Output each entry verbatim and exclude every picture from it.

## Start

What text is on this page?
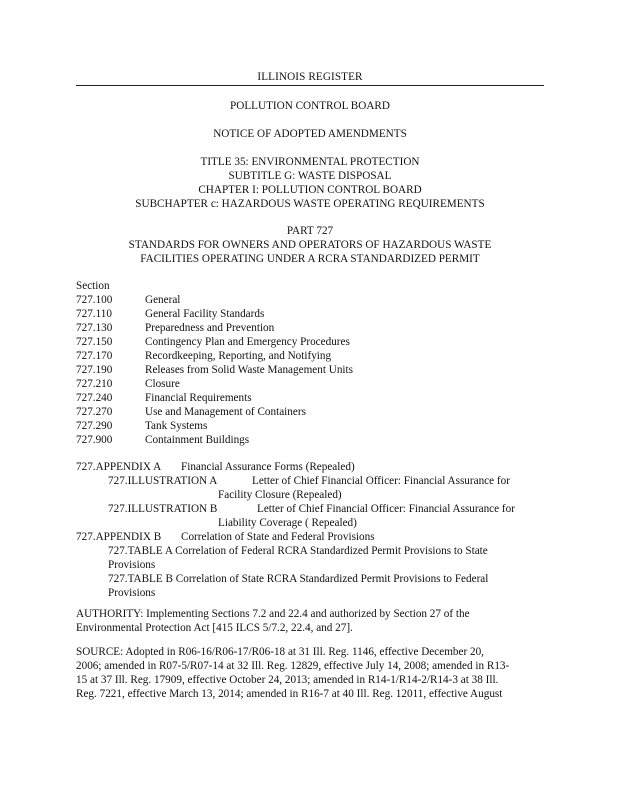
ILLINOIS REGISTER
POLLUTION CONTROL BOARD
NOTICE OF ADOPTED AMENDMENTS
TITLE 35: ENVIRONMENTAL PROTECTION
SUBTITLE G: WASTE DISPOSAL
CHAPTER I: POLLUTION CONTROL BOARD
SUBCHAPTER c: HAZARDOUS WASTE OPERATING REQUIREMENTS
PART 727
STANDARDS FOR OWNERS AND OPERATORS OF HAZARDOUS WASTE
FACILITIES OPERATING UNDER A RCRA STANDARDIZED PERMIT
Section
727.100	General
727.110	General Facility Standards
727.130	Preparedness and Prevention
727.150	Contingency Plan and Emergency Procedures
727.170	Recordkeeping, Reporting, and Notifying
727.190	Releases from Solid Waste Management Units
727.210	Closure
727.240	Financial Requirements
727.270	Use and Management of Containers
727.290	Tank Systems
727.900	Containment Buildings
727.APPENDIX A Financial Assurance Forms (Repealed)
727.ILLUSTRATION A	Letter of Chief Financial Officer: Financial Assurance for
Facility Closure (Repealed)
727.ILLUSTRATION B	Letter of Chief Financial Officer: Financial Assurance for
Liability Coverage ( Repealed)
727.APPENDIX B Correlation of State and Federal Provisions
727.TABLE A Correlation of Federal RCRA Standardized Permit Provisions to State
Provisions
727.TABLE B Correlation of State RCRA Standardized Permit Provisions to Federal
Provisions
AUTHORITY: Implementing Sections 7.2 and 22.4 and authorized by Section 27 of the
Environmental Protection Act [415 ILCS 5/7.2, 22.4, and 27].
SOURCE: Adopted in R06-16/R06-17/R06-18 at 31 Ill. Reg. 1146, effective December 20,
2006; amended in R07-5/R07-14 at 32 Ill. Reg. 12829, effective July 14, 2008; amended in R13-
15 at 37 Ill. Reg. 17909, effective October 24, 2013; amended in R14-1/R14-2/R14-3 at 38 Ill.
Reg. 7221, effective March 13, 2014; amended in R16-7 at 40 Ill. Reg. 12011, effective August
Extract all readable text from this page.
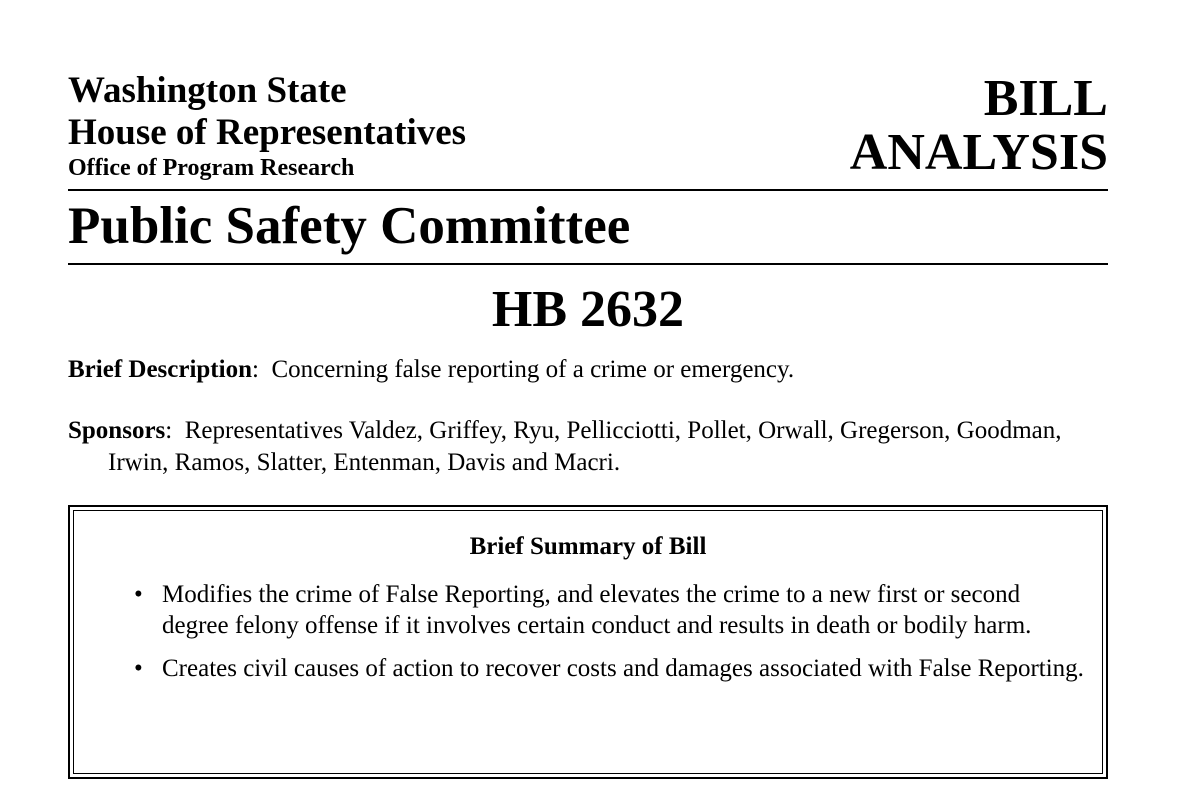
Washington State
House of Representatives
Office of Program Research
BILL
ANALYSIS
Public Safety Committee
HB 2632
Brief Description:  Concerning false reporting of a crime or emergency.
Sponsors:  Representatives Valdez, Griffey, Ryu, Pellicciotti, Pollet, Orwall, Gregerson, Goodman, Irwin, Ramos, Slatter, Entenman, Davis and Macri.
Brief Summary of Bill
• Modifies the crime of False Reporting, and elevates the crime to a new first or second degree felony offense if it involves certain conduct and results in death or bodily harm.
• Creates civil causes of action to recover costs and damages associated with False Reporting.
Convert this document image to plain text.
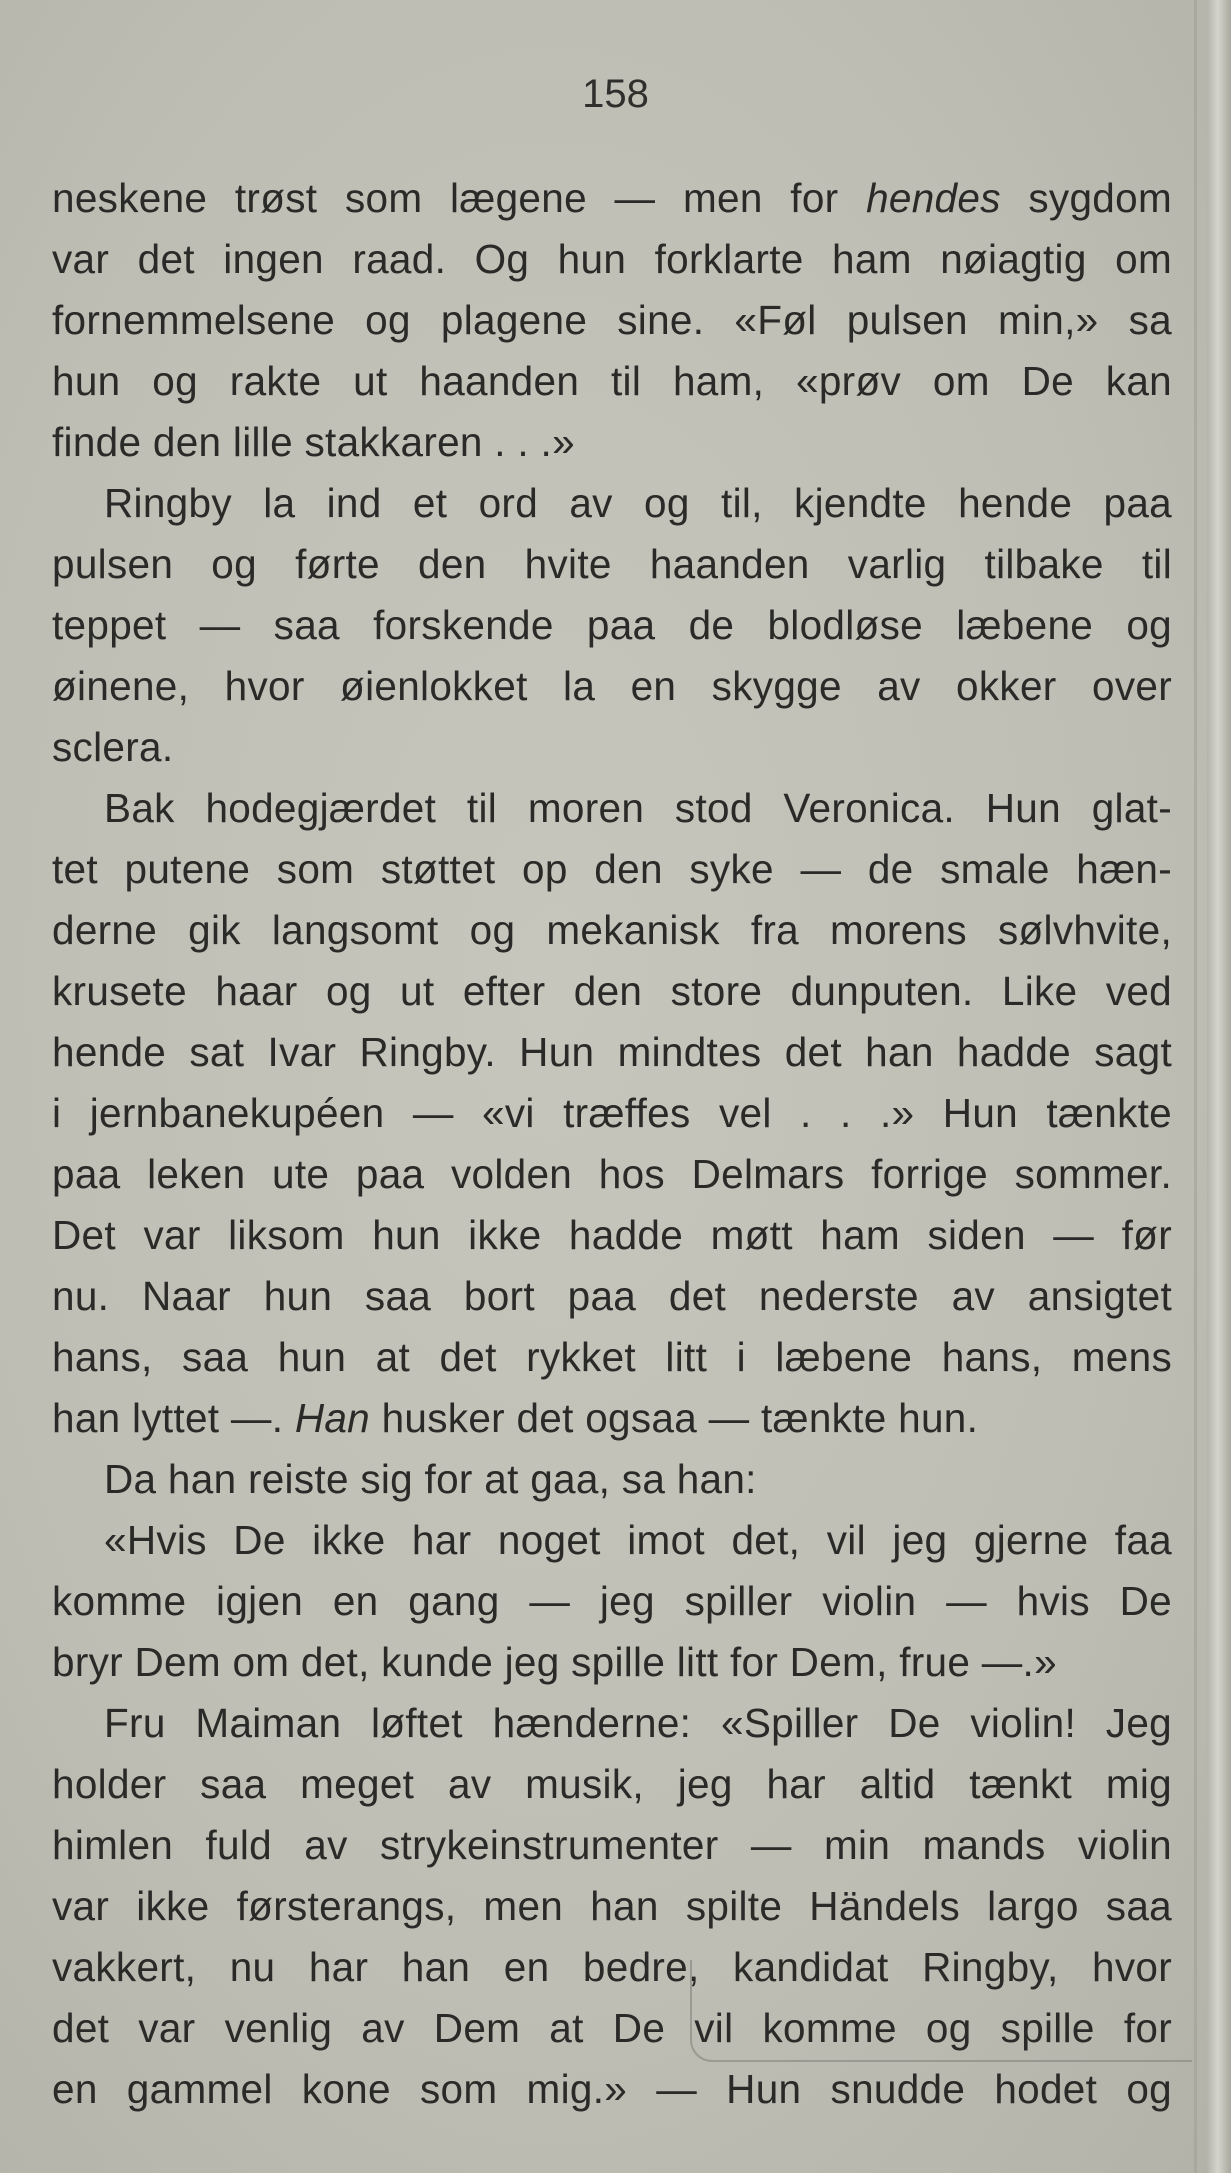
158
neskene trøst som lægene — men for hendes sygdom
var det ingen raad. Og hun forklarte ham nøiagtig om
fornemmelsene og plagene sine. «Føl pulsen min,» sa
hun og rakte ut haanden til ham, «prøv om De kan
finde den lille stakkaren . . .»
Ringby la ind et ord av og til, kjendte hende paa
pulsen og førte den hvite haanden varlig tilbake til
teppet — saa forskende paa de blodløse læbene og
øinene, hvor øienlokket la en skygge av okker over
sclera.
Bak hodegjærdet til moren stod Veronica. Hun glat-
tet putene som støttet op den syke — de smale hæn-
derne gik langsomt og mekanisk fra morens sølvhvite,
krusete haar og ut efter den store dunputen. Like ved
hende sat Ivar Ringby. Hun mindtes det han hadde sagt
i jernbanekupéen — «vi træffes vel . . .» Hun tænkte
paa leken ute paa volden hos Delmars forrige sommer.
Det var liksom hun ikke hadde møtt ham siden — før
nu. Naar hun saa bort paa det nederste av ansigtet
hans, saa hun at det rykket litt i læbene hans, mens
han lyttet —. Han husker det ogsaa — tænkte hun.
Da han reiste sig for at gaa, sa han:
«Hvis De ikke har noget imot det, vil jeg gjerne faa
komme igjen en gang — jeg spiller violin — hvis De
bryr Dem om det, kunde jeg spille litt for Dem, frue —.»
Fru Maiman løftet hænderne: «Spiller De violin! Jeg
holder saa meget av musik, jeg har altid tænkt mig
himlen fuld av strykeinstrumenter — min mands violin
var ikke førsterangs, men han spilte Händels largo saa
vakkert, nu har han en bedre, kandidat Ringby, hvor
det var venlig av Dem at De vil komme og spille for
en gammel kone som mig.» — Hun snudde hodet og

## End

— COMPLETED TASK —
What text is on this page?
ILLINOIS REGISTER
POLLUTION CONTROL BOARD
NOTICE OF ADOPTED AMENDMENTS
TITLE 35: ENVIRONMENTAL PROTECTION
SUBTITLE G: WASTE DISPOSAL
CHAPTER I: POLLUTION CONTROL BOARD
SUBCHAPTER c: HAZARDOUS WASTE OPERATING REQUIREMENTS
PART 727
STANDARDS FOR OWNERS AND OPERATORS OF HAZARDOUS WASTE
FACILITIES OPERATING UNDER A RCRA STANDARDIZED PERMIT
Section
727.100	General
727.110	General Facility Standards
727.130	Preparedness and Prevention
727.150	Contingency Plan and Emergency Procedures
727.170	Recordkeeping, Reporting, and Notifying
727.190	Releases from Solid Waste Management Units
727.210	Closure
727.240	Financial Requirements
727.270	Use and Management of Containers
727.290	Tank Systems
727.900	Containment Buildings
727.APPENDIX A Financial Assurance Forms (Repealed)
727.ILLUSTRATION A	Letter of Chief Financial Officer: Financial Assurance for
Facility Closure (Repealed)
727.ILLUSTRATION B	Letter of Chief Financial Officer: Financial Assurance for
Liability Coverage ( Repealed)
727.APPENDIX B Correlation of State and Federal Provisions
727.TABLE A Correlation of Federal RCRA Standardized Permit Provisions to State
Provisions
727.TABLE B Correlation of State RCRA Standardized Permit Provisions to Federal
Provisions
AUTHORITY: Implementing Sections 7.2 and 22.4 and authorized by Section 27 of the
Environmental Protection Act [415 ILCS 5/7.2, 22.4, and 27].
SOURCE: Adopted in R06-16/R06-17/R06-18 at 31 Ill. Reg. 1146, effective December 20,
2006; amended in R07-5/R07-14 at 32 Ill. Reg. 12829, effective July 14, 2008; amended in R13-
15 at 37 Ill. Reg. 17909, effective October 24, 2013; amended in R14-1/R14-2/R14-3 at 38 Ill.
Reg. 7221, effective March 13, 2014; amended in R16-7 at 40 Ill. Reg. 12011, effective August
Extract all readable text from this page.
Washington State
House of Representatives
Office of Program Research
BILL
ANALYSIS
Public Safety Committee
HB 2632
Brief Description:  Concerning false reporting of a crime or emergency.
Sponsors:  Representatives Valdez, Griffey, Ryu, Pellicciotti, Pollet, Orwall, Gregerson, Goodman, Irwin, Ramos, Slatter, Entenman, Davis and Macri.
Brief Summary of Bill
• Modifies the crime of False Reporting, and elevates the crime to a new first or second degree felony offense if it involves certain conduct and results in death or bodily harm.
• Creates civil causes of action to recover costs and damages associated with False Reporting.
Convert this document image to plain text.
158
neskene trøst som lægene — men for hendes sygdom
var det ingen raad. Og hun forklarte ham nøiagtig om
fornemmelsene og plagene sine. «Føl pulsen min,» sa
hun og rakte ut haanden til ham, «prøv om De kan
finde den lille stakkaren . . .»
Ringby la ind et ord av og til, kjendte hende paa
pulsen og førte den hvite haanden varlig tilbake til
teppet — saa forskende paa de blodløse læbene og
øinene, hvor øienlokket la en skygge av okker over
sclera.
Bak hodegjærdet til moren stod Veronica. Hun glat-
tet putene som støttet op den syke — de smale hæn-
derne gik langsomt og mekanisk fra morens sølvhvite,
krusete haar og ut efter den store dunputen. Like ved
hende sat Ivar Ringby. Hun mindtes det han hadde sagt
i jernbanekupéen — «vi træffes vel . . .» Hun tænkte
paa leken ute paa volden hos Delmars forrige sommer.
Det var liksom hun ikke hadde møtt ham siden — før
nu. Naar hun saa bort paa det nederste av ansigtet
hans, saa hun at det rykket litt i læbene hans, mens
han lyttet —. Han husker det ogsaa — tænkte hun.
Da han reiste sig for at gaa, sa han:
«Hvis De ikke har noget imot det, vil jeg gjerne faa
komme igjen en gang — jeg spiller violin — hvis De
bryr Dem om det, kunde jeg spille litt for Dem, frue —.»
Fru Maiman løftet hænderne: «Spiller De violin! Jeg
holder saa meget av musik, jeg har altid tænkt mig
himlen fuld av strykeinstrumenter — min mands violin
var ikke førsterangs, men han spilte Händels largo saa
vakkert, nu har han en bedre, kandidat Ringby, hvor
det var venlig av Dem at De vil komme og spille for
en gammel kone som mig.» — Hun snudde hodet og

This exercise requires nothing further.